# Your instructions
Search the material for the word "statement" and copy each line that holds it.

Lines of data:
────────────────────

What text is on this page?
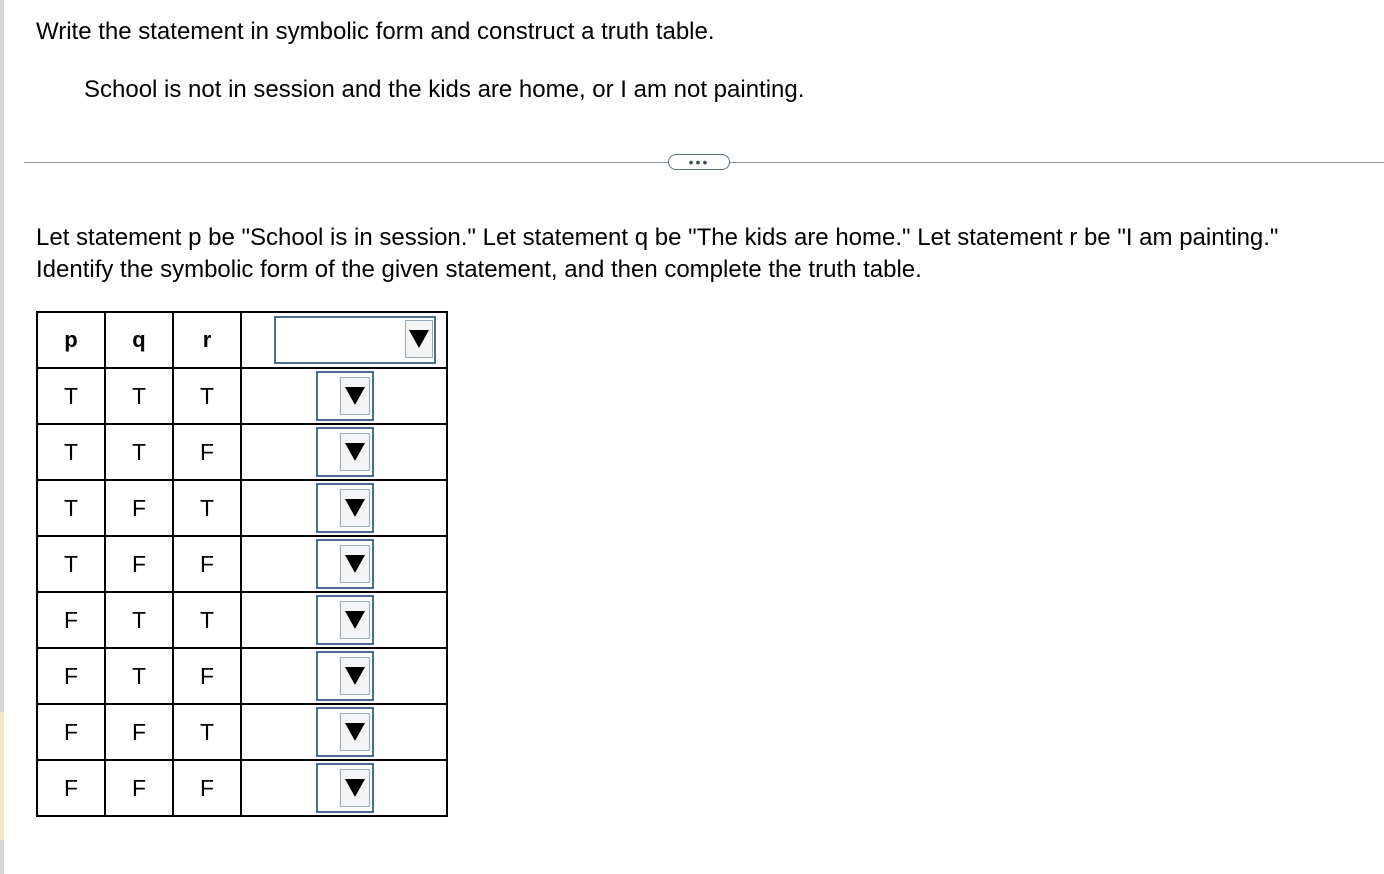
Write the statement in symbolic form and construct a truth table.
School is not in session and the kids are home, or I am not painting.
•••

Let statement p be "School is in session." Let statement q be "The kids are home." Let statement r be "I am painting."

Identify the symbolic form of the given statement, and then complete the truth table.

p	q	r	

T	T	T	

T	T	F	

T	F	T	

T	F	F	

F	T	T	

F	T	F	

F	F	T	

F	F	F	
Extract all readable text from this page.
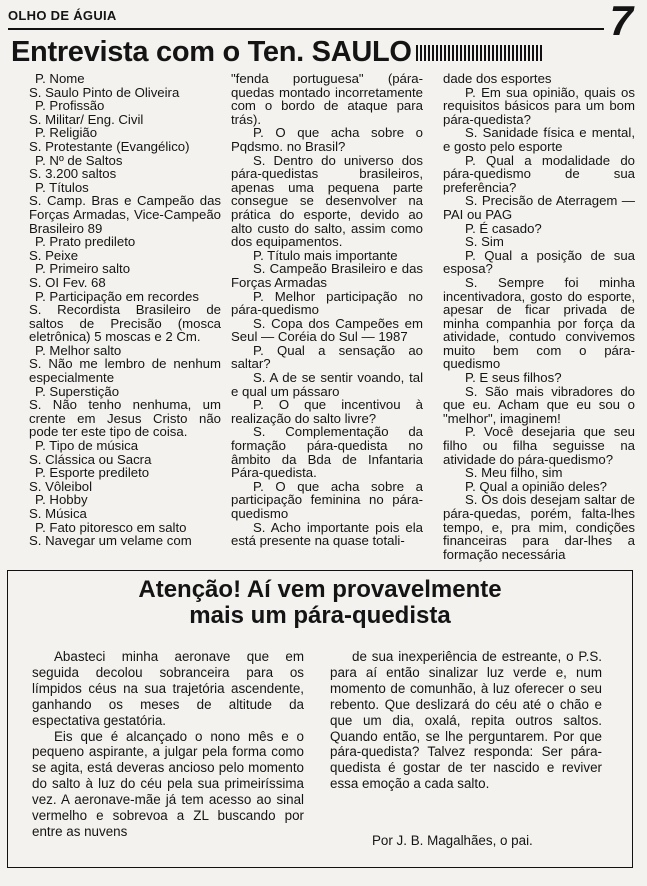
OLHO DE ÁGUIA	7
Entrevista com o Ten. SAULO

P. Nome

S. Saulo Pinto de Oliveira

P. Profissão

S. Militar/ Eng. Civil

P. Religião

S. Protestante (Evangélico)

P. Nº de Saltos

S. 3.200 saltos

P. Títulos

S. Camp. Bras e Campeão das Forças Armadas, Vice-Campeão Brasileiro 89

P. Prato predileto

S. Peixe

P. Primeiro salto

S. OI Fev. 68

P. Participação em recordes

S. Recordista Brasileiro de saltos de Precisão (mosca eletrônica) 5 moscas e 2 Cm.

P. Melhor salto

S. Não me lembro de nenhum especialmente

P. Superstição

S. Não tenho nenhuma, um crente em Jesus Cristo não pode ter este tipo de coisa.

P. Tipo de música

S. Clássica ou Sacra

P. Esporte predileto

S. Vôleibol

P. Hobby

S. Música

P. Fato pitoresco em salto

S. Navegar um velame com

"fenda portuguesa" (pára-quedas montado incorretamente com o bordo de ataque para trás).

P. O que acha sobre o Pqdsmo. no Brasil?

S. Dentro do universo dos pára-quedistas brasileiros, apenas uma pequena parte consegue se desenvolver na prática do esporte, devido ao alto custo do salto, assim como dos equipamentos.

P. Título mais importante

S. Campeão Brasileiro e das Forças Armadas

P. Melhor participação no pára-quedismo

S. Copa dos Campeões em Seul — Coréia do Sul — 1987

P. Qual a sensação ao saltar?

S. A de se sentir voando, tal e qual um pássaro

P. O que incentivou à realização do salto livre?

S. Complementação da formação pára-quedista no âmbito da Bda de Infantaria Pára-quedista.

P. O que acha sobre a participação feminina no pára-quedismo

S. Acho importante pois ela está presente na quase totali-

dade dos esportes

P. Em sua opinião, quais os requisitos básicos para um bom pára-quedista?

S. Sanidade física e mental, e gosto pelo esporte

P. Qual a modalidade do pára-quedismo de sua preferência?

S. Precisão de Aterragem — PAI ou PAG

P. É casado?

S. Sim

P. Qual a posição de sua esposa?

S. Sempre foi minha incentivadora, gosto do esporte, apesar de ficar privada de minha companhia por força da atividade, contudo convivemos muito bem com o pára-quedismo

P. E seus filhos?

S. São mais vibradores do que eu. Acham que eu sou o "melhor", imaginem!

P. Você desejaria que seu filho ou filha seguisse na atividade do pára-quedismo?

S. Meu filho, sim

P. Qual a opinião deles?

S. Os dois desejam saltar de pára-quedas, porém, falta-lhes tempo, e, pra mim, condições financeiras para dar-lhes a formação necessária

Atenção! Aí vem provavelmente
mais um pára-quedista

Abasteci minha aeronave que em seguida decolou sobranceira para os límpidos céus na sua trajetória ascendente, ganhando os meses de altitude da espectativa gestatória.

Eis que é alcançado o nono mês e o pequeno aspirante, a julgar pela forma como se agita, está deveras ancioso pelo momento do salto à luz do céu pela sua primeiríssima vez. A aeronave-mãe já tem acesso ao sinal vermelho e sobrevoa a ZL buscando por entre as nuvens

de sua inexperiência de estreante, o P.S. para aí então sinalizar luz verde e, num momento de comunhão, à luz oferecer o seu rebento. Que deslizará do céu até o chão e que um dia, oxalá, repita outros saltos. Quando então, se lhe perguntarem. Por que pára-quedista? Talvez responda: Ser pára-quedista é gostar de ter nascido e reviver essa emoção a cada salto.

Por J. B. Magalhães, o pai.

────────────────────

# Exercise output
Write the statement in symbolic form and construct a truth table.
Let statement p be "School is in session." Let statement q be "The kids are home." Let statement r be "I am painting."
Identify the symbolic form of the given statement, and then complete the truth table.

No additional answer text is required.